- _The exercise_: Give all the lines below again, exactly, with no pictures.
** start of Listed records **
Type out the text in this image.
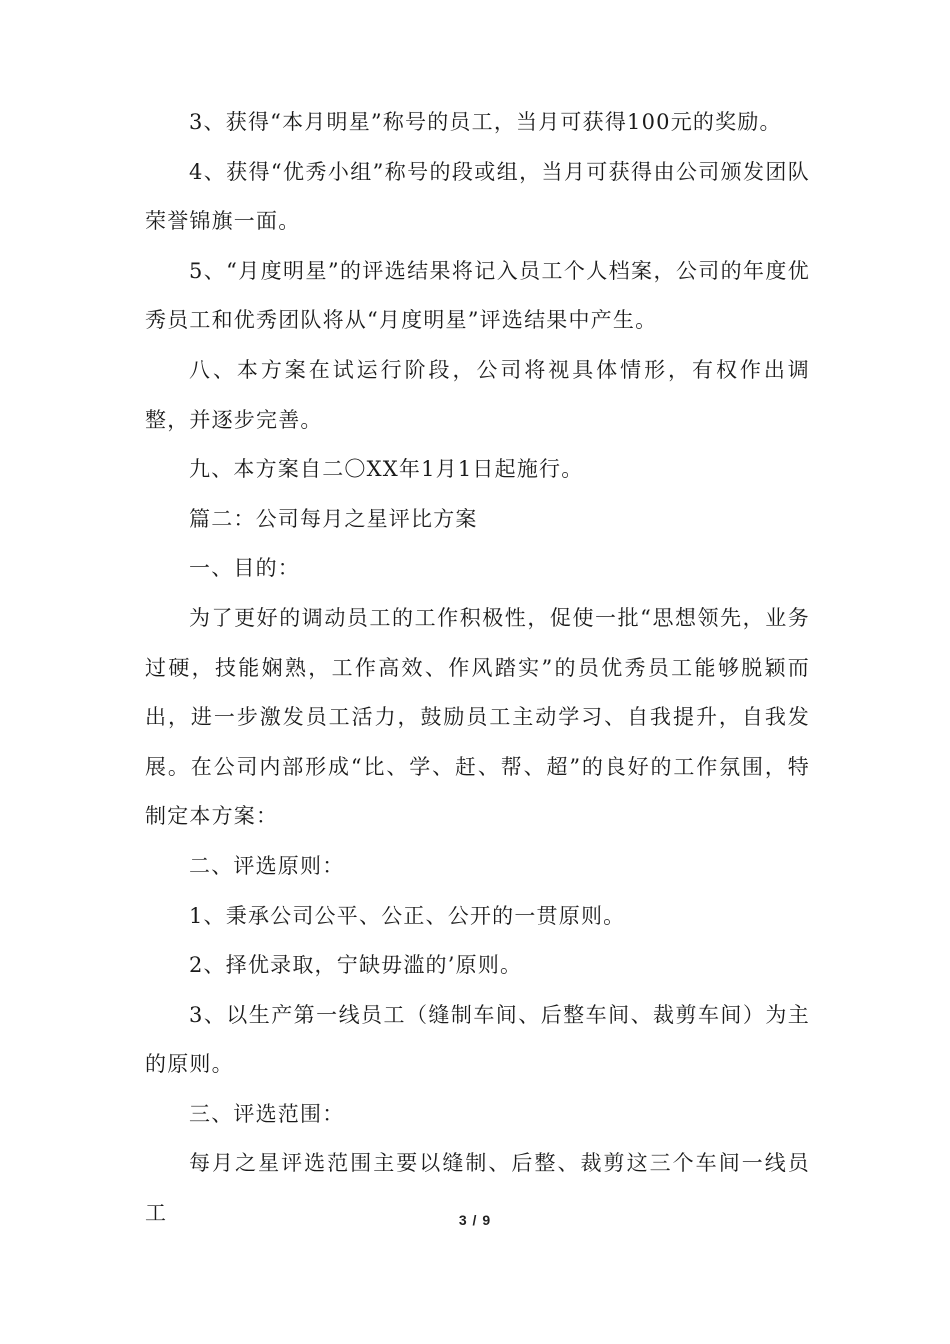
3、获得“本月明星”称号的员工，当月可获得100元的奖励。

4、获得“优秀小组”称号的段或组，当月可获得由公司颁发团队荣誉锦旗一面。

5、“月度明星”的评选结果将记入员工个人档案，公司的年度优秀员工和优秀团队将从“月度明星”评选结果中产生。

八、本方案在试运行阶段，公司将视具体情形，有权作出调整，并逐步完善。

九、本方案自二〇XX年1月1日起施行。

篇二：公司每月之星评比方案

一、目的：

为了更好的调动员工的工作积极性，促使一批“思想领先，业务过硬，技能娴熟，工作高效、作风踏实”的员优秀员工能够脱颖而出，进一步激发员工活力，鼓励员工主动学习、自我提升，自我发展。在公司内部形成“比、学、赶、帮、超”的良好的工作氛围，特制定本方案：

二、评选原则：

1、秉承公司公平、公正、公开的一贯原则。

2、择优录取，宁缺毋滥的’原则。

3、以生产第一线员工（缝制车间、后整车间、裁剪车间）为主的原则。

三、评选范围：

每月之星评选范围主要以缝制、后整、裁剪这三个车间一线员工	3 / 9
** end of Listed records **
- _Result of this task_:
Type out the text in this image.
3、获得“本月明星”称号的员工，当月可获得100元的奖励。

4、获得“优秀小组”称号的段或组，当月可获得由公司颁发团队荣誉锦旗一面。

5、“月度明星”的评选结果将记入员工个人档案，公司的年度优秀员工和优秀团队将从“月度明星”评选结果中产生。

八、本方案在试运行阶段，公司将视具体情形，有权作出调整，并逐步完善。

九、本方案自二〇XX年1月1日起施行。

篇二：公司每月之星评比方案

一、目的：

为了更好的调动员工的工作积极性，促使一批“思想领先，业务过硬，技能娴熟，工作高效、作风踏实”的员优秀员工能够脱颖而出，进一步激发员工活力，鼓励员工主动学习、自我提升，自我发展。在公司内部形成“比、学、赶、帮、超”的良好的工作氛围，特制定本方案：

二、评选原则：

1、秉承公司公平、公正、公开的一贯原则。

2、择优录取，宁缺毋滥的’原则。

3、以生产第一线员工（缝制车间、后整车间、裁剪车间）为主的原则。

三、评选范围：

每月之星评选范围主要以缝制、后整、裁剪这三个车间一线员工	3 / 9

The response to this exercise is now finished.